RECORDS SUPPLIED:
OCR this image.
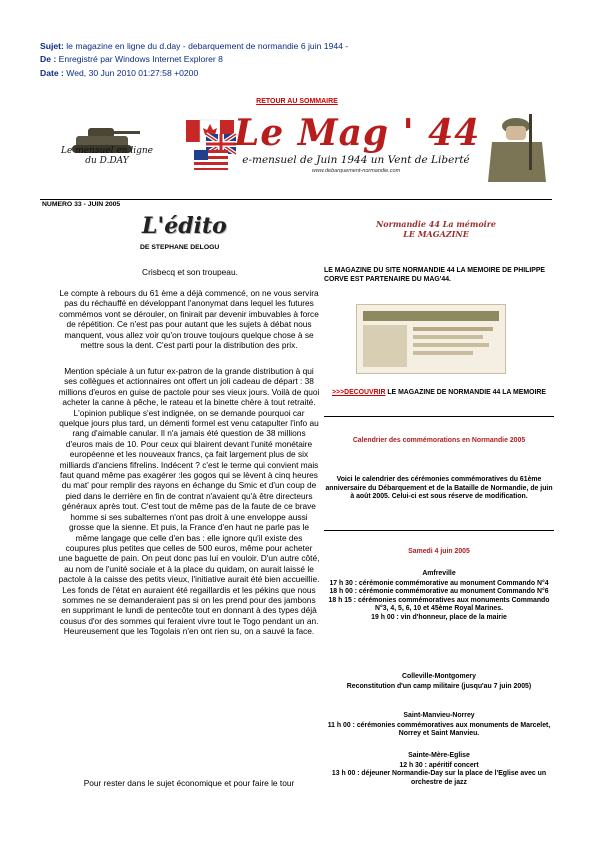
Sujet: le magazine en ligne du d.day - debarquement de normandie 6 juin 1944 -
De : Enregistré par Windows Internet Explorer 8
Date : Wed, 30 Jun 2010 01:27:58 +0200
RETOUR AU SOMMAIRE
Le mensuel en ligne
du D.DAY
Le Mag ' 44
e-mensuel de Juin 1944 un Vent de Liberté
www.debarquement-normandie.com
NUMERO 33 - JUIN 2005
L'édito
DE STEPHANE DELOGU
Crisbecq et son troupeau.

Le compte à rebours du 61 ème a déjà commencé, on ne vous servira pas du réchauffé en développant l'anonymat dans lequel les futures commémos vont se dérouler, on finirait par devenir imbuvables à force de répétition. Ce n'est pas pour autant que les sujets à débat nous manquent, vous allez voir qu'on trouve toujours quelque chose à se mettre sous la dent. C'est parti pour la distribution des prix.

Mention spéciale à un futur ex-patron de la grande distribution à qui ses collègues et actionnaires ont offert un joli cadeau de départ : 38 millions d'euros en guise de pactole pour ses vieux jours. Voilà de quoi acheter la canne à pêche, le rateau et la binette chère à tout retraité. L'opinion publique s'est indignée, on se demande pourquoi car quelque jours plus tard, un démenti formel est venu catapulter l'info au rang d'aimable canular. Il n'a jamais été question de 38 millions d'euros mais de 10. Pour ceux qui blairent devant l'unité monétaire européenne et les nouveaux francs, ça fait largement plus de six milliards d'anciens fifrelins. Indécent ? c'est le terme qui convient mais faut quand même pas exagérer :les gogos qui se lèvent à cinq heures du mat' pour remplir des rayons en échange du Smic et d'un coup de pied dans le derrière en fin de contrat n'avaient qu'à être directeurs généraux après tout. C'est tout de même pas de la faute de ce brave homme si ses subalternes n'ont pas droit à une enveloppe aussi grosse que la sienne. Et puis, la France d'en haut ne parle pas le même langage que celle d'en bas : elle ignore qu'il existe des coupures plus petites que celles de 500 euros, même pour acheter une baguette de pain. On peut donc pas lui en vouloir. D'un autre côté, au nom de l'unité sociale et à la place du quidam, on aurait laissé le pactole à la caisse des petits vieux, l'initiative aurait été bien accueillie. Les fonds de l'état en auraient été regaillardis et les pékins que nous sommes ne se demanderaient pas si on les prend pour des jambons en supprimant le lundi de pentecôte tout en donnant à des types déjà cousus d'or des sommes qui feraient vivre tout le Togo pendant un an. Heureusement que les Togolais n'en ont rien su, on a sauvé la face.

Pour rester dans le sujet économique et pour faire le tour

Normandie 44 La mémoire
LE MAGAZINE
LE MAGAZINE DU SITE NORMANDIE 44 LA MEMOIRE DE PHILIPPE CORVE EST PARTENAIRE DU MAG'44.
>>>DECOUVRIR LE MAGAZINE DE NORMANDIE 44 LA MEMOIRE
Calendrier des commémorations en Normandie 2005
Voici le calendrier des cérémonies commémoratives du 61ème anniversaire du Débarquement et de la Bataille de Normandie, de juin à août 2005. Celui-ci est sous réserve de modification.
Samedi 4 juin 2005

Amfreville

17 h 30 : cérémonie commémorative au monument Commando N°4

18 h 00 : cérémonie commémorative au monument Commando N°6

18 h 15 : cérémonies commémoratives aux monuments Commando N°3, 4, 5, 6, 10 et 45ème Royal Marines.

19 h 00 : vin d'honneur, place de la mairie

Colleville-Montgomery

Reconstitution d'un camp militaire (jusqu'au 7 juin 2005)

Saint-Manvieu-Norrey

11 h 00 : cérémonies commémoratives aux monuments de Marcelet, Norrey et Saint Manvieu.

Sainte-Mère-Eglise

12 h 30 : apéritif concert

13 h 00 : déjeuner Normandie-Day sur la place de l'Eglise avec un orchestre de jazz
==
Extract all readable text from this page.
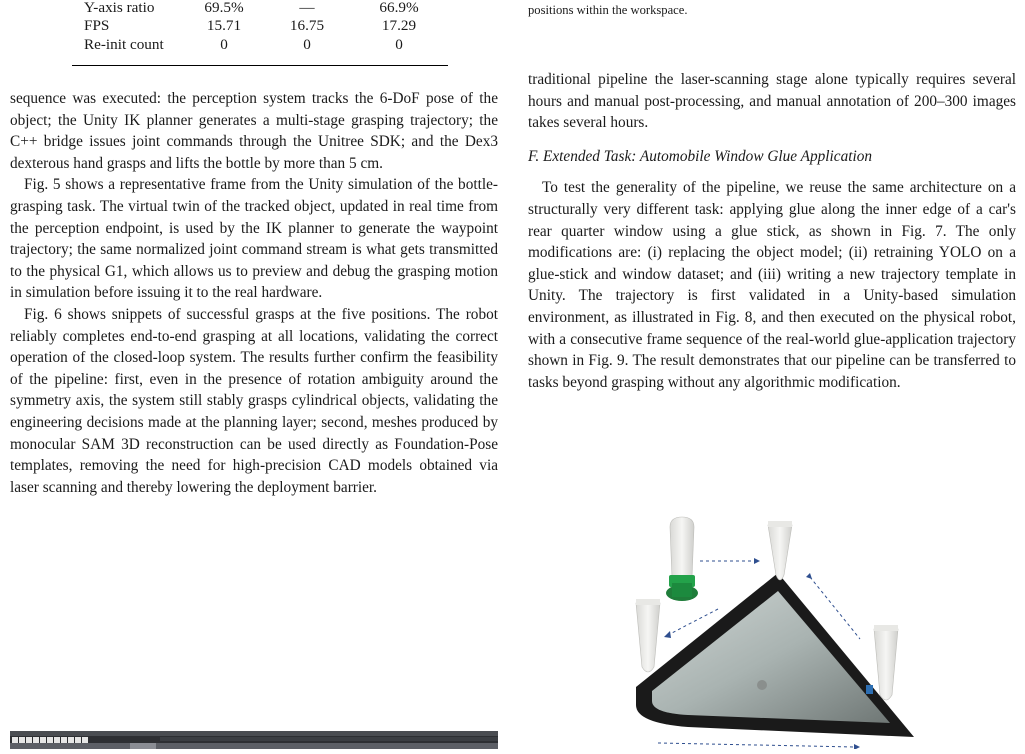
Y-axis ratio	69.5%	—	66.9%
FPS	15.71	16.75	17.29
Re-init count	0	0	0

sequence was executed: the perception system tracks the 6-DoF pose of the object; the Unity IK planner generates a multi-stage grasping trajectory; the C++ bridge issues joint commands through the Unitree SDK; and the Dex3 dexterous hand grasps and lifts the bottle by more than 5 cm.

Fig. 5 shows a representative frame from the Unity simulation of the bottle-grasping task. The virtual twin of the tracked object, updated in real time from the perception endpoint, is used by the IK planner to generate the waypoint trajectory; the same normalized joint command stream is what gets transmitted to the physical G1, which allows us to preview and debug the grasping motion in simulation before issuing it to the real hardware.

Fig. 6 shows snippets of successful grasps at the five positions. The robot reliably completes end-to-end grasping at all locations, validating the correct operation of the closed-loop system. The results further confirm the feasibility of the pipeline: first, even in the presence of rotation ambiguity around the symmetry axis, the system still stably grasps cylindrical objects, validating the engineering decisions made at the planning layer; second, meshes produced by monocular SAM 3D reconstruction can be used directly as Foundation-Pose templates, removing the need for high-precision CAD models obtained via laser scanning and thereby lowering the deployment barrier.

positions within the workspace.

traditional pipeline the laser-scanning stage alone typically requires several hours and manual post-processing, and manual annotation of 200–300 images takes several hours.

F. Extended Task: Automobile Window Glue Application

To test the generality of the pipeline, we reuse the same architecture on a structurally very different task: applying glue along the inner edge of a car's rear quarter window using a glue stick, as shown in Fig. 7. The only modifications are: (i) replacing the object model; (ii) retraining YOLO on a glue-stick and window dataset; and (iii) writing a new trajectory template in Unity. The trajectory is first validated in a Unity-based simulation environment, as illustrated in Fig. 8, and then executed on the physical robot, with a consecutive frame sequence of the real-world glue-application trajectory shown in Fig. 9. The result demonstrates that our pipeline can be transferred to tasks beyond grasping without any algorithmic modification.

INSTRUCTIONS TO FOLLOW:
Count how many lines hold the string "Norrey" and give that number alone.

ANSWER FOR THIS EXERCISE:
2